| Problem requirements |
Retype everything in the listing, leaving each line exactly as it is.

>> begin Extracted data

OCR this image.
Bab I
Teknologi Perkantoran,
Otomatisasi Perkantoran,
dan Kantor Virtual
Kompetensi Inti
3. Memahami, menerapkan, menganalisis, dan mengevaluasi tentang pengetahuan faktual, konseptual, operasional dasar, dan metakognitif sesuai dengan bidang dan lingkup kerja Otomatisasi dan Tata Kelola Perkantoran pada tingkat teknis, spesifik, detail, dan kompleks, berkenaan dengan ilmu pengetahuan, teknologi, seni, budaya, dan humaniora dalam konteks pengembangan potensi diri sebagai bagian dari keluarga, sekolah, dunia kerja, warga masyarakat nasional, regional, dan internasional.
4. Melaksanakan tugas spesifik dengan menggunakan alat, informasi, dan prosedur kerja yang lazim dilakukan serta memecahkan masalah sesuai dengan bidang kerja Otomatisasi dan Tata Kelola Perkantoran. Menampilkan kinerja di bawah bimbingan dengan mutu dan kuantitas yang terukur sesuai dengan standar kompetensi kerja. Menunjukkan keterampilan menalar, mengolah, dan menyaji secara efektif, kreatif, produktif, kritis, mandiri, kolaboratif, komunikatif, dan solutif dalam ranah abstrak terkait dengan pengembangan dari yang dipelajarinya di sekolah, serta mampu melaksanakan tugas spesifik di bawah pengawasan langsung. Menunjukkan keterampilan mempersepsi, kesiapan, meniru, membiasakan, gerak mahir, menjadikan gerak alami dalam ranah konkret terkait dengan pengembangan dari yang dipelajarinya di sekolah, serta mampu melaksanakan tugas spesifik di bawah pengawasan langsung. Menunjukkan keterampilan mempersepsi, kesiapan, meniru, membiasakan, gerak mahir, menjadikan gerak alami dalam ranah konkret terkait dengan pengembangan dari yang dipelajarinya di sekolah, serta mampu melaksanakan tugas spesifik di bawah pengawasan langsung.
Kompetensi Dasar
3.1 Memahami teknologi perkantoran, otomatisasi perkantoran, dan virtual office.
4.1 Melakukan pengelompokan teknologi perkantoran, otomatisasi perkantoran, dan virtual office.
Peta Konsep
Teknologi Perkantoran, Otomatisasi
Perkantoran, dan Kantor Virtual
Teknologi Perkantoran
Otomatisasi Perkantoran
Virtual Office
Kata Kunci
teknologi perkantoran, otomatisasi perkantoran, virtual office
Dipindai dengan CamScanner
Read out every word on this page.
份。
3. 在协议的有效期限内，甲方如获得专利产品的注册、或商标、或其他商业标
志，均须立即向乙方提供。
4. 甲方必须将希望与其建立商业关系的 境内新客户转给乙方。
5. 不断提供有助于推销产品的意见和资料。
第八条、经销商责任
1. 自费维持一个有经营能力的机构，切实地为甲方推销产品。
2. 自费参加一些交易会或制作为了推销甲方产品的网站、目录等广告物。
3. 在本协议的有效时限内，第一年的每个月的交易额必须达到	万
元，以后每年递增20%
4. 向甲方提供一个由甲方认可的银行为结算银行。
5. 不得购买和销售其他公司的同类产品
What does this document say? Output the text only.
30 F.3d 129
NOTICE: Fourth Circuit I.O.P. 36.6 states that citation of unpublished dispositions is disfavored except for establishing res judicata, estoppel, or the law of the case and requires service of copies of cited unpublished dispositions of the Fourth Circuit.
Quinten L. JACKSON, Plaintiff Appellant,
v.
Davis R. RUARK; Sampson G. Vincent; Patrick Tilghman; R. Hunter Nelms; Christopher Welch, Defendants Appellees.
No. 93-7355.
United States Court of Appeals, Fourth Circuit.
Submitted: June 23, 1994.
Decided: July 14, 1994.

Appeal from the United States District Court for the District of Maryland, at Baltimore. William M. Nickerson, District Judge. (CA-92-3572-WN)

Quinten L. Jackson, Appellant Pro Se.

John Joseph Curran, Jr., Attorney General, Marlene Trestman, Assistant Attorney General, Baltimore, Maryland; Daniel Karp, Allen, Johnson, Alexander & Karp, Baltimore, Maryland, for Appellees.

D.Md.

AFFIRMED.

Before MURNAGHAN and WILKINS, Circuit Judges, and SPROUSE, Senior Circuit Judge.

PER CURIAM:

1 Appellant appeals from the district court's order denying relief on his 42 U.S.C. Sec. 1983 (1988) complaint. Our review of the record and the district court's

>> end Extracted data

| Response to this task |
OCR this image.
Bab I
Teknologi Perkantoran,
Otomatisasi Perkantoran,
dan Kantor Virtual
Kompetensi Inti
3. Memahami, menerapkan, menganalisis, dan mengevaluasi tentang pengetahuan faktual, konseptual, operasional dasar, dan metakognitif sesuai dengan bidang dan lingkup kerja Otomatisasi dan Tata Kelola Perkantoran pada tingkat teknis, spesifik, detail, dan kompleks, berkenaan dengan ilmu pengetahuan, teknologi, seni, budaya, dan humaniora dalam konteks pengembangan potensi diri sebagai bagian dari keluarga, sekolah, dunia kerja, warga masyarakat nasional, regional, dan internasional.
4. Melaksanakan tugas spesifik dengan menggunakan alat, informasi, dan prosedur kerja yang lazim dilakukan serta memecahkan masalah sesuai dengan bidang kerja Otomatisasi dan Tata Kelola Perkantoran. Menampilkan kinerja di bawah bimbingan dengan mutu dan kuantitas yang terukur sesuai dengan standar kompetensi kerja. Menunjukkan keterampilan menalar, mengolah, dan menyaji secara efektif, kreatif, produktif, kritis, mandiri, kolaboratif, komunikatif, dan solutif dalam ranah abstrak terkait dengan pengembangan dari yang dipelajarinya di sekolah, serta mampu melaksanakan tugas spesifik di bawah pengawasan langsung. Menunjukkan keterampilan mempersepsi, kesiapan, meniru, membiasakan, gerak mahir, menjadikan gerak alami dalam ranah konkret terkait dengan pengembangan dari yang dipelajarinya di sekolah, serta mampu melaksanakan tugas spesifik di bawah pengawasan langsung. Menunjukkan keterampilan mempersepsi, kesiapan, meniru, membiasakan, gerak mahir, menjadikan gerak alami dalam ranah konkret terkait dengan pengembangan dari yang dipelajarinya di sekolah, serta mampu melaksanakan tugas spesifik di bawah pengawasan langsung.
Kompetensi Dasar
3.1 Memahami teknologi perkantoran, otomatisasi perkantoran, dan virtual office.
4.1 Melakukan pengelompokan teknologi perkantoran, otomatisasi perkantoran, dan virtual office.
Peta Konsep
Teknologi Perkantoran, Otomatisasi
Perkantoran, dan Kantor Virtual
Teknologi Perkantoran
Otomatisasi Perkantoran
Virtual Office
Kata Kunci
teknologi perkantoran, otomatisasi perkantoran, virtual office
Dipindai dengan CamScanner
Read out every word on this page.
份。
3. 在协议的有效期限内，甲方如获得专利产品的注册、或商标、或其他商业标
志，均须立即向乙方提供。
4. 甲方必须将希望与其建立商业关系的 境内新客户转给乙方。
5. 不断提供有助于推销产品的意见和资料。
第八条、经销商责任
1. 自费维持一个有经营能力的机构，切实地为甲方推销产品。
2. 自费参加一些交易会或制作为了推销甲方产品的网站、目录等广告物。
3. 在本协议的有效时限内，第一年的每个月的交易额必须达到	万
元，以后每年递增20%
4. 向甲方提供一个由甲方认可的银行为结算银行。
5. 不得购买和销售其他公司的同类产品
What does this document say? Output the text only.
30 F.3d 129
NOTICE: Fourth Circuit I.O.P. 36.6 states that citation of unpublished dispositions is disfavored except for establishing res judicata, estoppel, or the law of the case and requires service of copies of cited unpublished dispositions of the Fourth Circuit.
Quinten L. JACKSON, Plaintiff Appellant,
v.
Davis R. RUARK; Sampson G. Vincent; Patrick Tilghman; R. Hunter Nelms; Christopher Welch, Defendants Appellees.
No. 93-7355.
United States Court of Appeals, Fourth Circuit.
Submitted: June 23, 1994.
Decided: July 14, 1994.

Appeal from the United States District Court for the District of Maryland, at Baltimore. William M. Nickerson, District Judge. (CA-92-3572-WN)

Quinten L. Jackson, Appellant Pro Se.

John Joseph Curran, Jr., Attorney General, Marlene Trestman, Assistant Attorney General, Baltimore, Maryland; Daniel Karp, Allen, Johnson, Alexander & Karp, Baltimore, Maryland, for Appellees.

D.Md.

AFFIRMED.

Before MURNAGHAN and WILKINS, Circuit Judges, and SPROUSE, Senior Circuit Judge.

PER CURIAM:

1 Appellant appeals from the district court's order denying relief on his 42 U.S.C. Sec. 1983 (1988) complaint. Our review of the record and the district court's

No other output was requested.